> **To do**: Write every record out again exactly as given.

> **Recorded data**:
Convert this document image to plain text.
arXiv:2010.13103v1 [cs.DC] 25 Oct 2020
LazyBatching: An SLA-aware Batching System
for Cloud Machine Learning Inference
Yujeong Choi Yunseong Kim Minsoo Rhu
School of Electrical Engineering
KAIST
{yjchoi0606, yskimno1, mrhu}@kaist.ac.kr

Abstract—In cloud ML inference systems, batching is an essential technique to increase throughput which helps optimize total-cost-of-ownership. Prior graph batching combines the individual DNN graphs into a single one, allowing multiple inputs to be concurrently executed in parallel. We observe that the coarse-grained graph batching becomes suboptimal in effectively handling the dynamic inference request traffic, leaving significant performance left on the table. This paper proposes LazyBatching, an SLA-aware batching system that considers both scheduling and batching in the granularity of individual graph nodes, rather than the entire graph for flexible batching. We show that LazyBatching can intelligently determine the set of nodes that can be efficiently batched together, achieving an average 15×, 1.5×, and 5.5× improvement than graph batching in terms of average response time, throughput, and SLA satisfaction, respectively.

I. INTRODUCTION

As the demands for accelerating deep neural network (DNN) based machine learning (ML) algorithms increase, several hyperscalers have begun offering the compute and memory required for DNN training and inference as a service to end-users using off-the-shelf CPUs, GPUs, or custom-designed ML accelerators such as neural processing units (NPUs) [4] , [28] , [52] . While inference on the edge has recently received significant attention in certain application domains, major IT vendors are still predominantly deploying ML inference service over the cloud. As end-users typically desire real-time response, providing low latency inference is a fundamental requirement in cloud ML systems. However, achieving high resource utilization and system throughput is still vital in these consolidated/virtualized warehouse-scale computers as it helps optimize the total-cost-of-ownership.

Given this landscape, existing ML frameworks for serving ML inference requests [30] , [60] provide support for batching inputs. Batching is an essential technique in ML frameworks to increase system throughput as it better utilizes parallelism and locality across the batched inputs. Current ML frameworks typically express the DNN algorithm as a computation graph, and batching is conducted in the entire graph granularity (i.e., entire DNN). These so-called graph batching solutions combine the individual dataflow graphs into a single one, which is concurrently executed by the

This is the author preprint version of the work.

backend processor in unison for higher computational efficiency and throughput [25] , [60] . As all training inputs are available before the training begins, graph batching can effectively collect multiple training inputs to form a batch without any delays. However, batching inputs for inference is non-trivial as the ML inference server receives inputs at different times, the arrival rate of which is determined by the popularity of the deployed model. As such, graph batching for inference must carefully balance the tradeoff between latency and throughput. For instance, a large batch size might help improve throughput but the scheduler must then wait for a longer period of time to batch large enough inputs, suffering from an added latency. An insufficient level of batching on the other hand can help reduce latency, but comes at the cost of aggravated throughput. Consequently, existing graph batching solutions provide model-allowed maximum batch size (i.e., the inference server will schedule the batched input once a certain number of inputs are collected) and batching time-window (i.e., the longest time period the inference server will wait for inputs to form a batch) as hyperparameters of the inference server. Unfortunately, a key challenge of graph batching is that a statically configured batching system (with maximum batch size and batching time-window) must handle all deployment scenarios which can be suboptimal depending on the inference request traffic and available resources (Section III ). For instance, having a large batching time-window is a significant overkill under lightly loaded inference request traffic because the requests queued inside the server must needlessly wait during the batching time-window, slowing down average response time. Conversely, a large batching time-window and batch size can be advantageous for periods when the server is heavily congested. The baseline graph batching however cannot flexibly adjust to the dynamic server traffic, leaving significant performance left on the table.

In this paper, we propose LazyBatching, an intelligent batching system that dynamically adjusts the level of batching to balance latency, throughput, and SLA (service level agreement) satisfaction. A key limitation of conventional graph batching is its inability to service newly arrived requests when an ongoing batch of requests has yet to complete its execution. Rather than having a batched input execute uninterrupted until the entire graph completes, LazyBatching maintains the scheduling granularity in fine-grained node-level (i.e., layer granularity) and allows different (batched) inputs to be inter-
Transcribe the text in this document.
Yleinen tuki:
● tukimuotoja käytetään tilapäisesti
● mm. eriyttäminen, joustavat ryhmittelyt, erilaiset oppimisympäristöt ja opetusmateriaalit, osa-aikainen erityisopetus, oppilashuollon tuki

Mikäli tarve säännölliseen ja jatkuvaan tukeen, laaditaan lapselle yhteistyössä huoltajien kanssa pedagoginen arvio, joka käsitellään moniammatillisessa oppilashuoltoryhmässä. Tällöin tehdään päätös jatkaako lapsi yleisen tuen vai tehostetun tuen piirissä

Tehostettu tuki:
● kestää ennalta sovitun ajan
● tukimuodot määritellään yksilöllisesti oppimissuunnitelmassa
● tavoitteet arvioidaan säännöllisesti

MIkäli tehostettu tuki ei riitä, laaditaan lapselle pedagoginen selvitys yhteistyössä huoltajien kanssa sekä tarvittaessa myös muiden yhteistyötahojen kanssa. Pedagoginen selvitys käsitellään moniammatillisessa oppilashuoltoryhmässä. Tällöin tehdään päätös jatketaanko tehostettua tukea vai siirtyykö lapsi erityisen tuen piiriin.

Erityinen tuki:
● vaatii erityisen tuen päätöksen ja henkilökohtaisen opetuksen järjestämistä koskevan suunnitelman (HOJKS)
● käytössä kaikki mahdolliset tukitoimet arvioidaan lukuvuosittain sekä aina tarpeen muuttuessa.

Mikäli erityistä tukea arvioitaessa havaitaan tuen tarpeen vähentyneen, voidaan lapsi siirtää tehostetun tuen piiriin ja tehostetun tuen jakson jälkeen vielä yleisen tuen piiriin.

> **Response to this exercise**:
Convert this document image to plain text.
arXiv:2010.13103v1 [cs.DC] 25 Oct 2020
LazyBatching: An SLA-aware Batching System
for Cloud Machine Learning Inference
Yujeong Choi Yunseong Kim Minsoo Rhu
School of Electrical Engineering
KAIST
{yjchoi0606, yskimno1, mrhu}@kaist.ac.kr

Abstract—In cloud ML inference systems, batching is an essential technique to increase throughput which helps optimize total-cost-of-ownership. Prior graph batching combines the individual DNN graphs into a single one, allowing multiple inputs to be concurrently executed in parallel. We observe that the coarse-grained graph batching becomes suboptimal in effectively handling the dynamic inference request traffic, leaving significant performance left on the table. This paper proposes LazyBatching, an SLA-aware batching system that considers both scheduling and batching in the granularity of individual graph nodes, rather than the entire graph for flexible batching. We show that LazyBatching can intelligently determine the set of nodes that can be efficiently batched together, achieving an average 15×, 1.5×, and 5.5× improvement than graph batching in terms of average response time, throughput, and SLA satisfaction, respectively.

I. INTRODUCTION

As the demands for accelerating deep neural network (DNN) based machine learning (ML) algorithms increase, several hyperscalers have begun offering the compute and memory required for DNN training and inference as a service to end-users using off-the-shelf CPUs, GPUs, or custom-designed ML accelerators such as neural processing units (NPUs) [4] , [28] , [52] . While inference on the edge has recently received significant attention in certain application domains, major IT vendors are still predominantly deploying ML inference service over the cloud. As end-users typically desire real-time response, providing low latency inference is a fundamental requirement in cloud ML systems. However, achieving high resource utilization and system throughput is still vital in these consolidated/virtualized warehouse-scale computers as it helps optimize the total-cost-of-ownership.

Given this landscape, existing ML frameworks for serving ML inference requests [30] , [60] provide support for batching inputs. Batching is an essential technique in ML frameworks to increase system throughput as it better utilizes parallelism and locality across the batched inputs. Current ML frameworks typically express the DNN algorithm as a computation graph, and batching is conducted in the entire graph granularity (i.e., entire DNN). These so-called graph batching solutions combine the individual dataflow graphs into a single one, which is concurrently executed by the

This is the author preprint version of the work.

backend processor in unison for higher computational efficiency and throughput [25] , [60] . As all training inputs are available before the training begins, graph batching can effectively collect multiple training inputs to form a batch without any delays. However, batching inputs for inference is non-trivial as the ML inference server receives inputs at different times, the arrival rate of which is determined by the popularity of the deployed model. As such, graph batching for inference must carefully balance the tradeoff between latency and throughput. For instance, a large batch size might help improve throughput but the scheduler must then wait for a longer period of time to batch large enough inputs, suffering from an added latency. An insufficient level of batching on the other hand can help reduce latency, but comes at the cost of aggravated throughput. Consequently, existing graph batching solutions provide model-allowed maximum batch size (i.e., the inference server will schedule the batched input once a certain number of inputs are collected) and batching time-window (i.e., the longest time period the inference server will wait for inputs to form a batch) as hyperparameters of the inference server. Unfortunately, a key challenge of graph batching is that a statically configured batching system (with maximum batch size and batching time-window) must handle all deployment scenarios which can be suboptimal depending on the inference request traffic and available resources (Section III ). For instance, having a large batching time-window is a significant overkill under lightly loaded inference request traffic because the requests queued inside the server must needlessly wait during the batching time-window, slowing down average response time. Conversely, a large batching time-window and batch size can be advantageous for periods when the server is heavily congested. The baseline graph batching however cannot flexibly adjust to the dynamic server traffic, leaving significant performance left on the table.

In this paper, we propose LazyBatching, an intelligent batching system that dynamically adjusts the level of batching to balance latency, throughput, and SLA (service level agreement) satisfaction. A key limitation of conventional graph batching is its inability to service newly arrived requests when an ongoing batch of requests has yet to complete its execution. Rather than having a batched input execute uninterrupted until the entire graph completes, LazyBatching maintains the scheduling granularity in fine-grained node-level (i.e., layer granularity) and allows different (batched) inputs to be inter-
Transcribe the text in this document.
Yleinen tuki:
● tukimuotoja käytetään tilapäisesti
● mm. eriyttäminen, joustavat ryhmittelyt, erilaiset oppimisympäristöt ja opetusmateriaalit, osa-aikainen erityisopetus, oppilashuollon tuki

Mikäli tarve säännölliseen ja jatkuvaan tukeen, laaditaan lapselle yhteistyössä huoltajien kanssa pedagoginen arvio, joka käsitellään moniammatillisessa oppilashuoltoryhmässä. Tällöin tehdään päätös jatkaako lapsi yleisen tuen vai tehostetun tuen piirissä

Tehostettu tuki:
● kestää ennalta sovitun ajan
● tukimuodot määritellään yksilöllisesti oppimissuunnitelmassa
● tavoitteet arvioidaan säännöllisesti

MIkäli tehostettu tuki ei riitä, laaditaan lapselle pedagoginen selvitys yhteistyössä huoltajien kanssa sekä tarvittaessa myös muiden yhteistyötahojen kanssa. Pedagoginen selvitys käsitellään moniammatillisessa oppilashuoltoryhmässä. Tällöin tehdään päätös jatketaanko tehostettua tukea vai siirtyykö lapsi erityisen tuen piiriin.

Erityinen tuki:
● vaatii erityisen tuen päätöksen ja henkilökohtaisen opetuksen järjestämistä koskevan suunnitelman (HOJKS)
● käytössä kaikki mahdolliset tukitoimet arvioidaan lukuvuosittain sekä aina tarpeen muuttuessa.

Mikäli erityistä tukea arvioitaessa havaitaan tuen tarpeen vähentyneen, voidaan lapsi siirtää tehostetun tuen piiriin ja tehostetun tuen jakson jälkeen vielä yleisen tuen piiriin.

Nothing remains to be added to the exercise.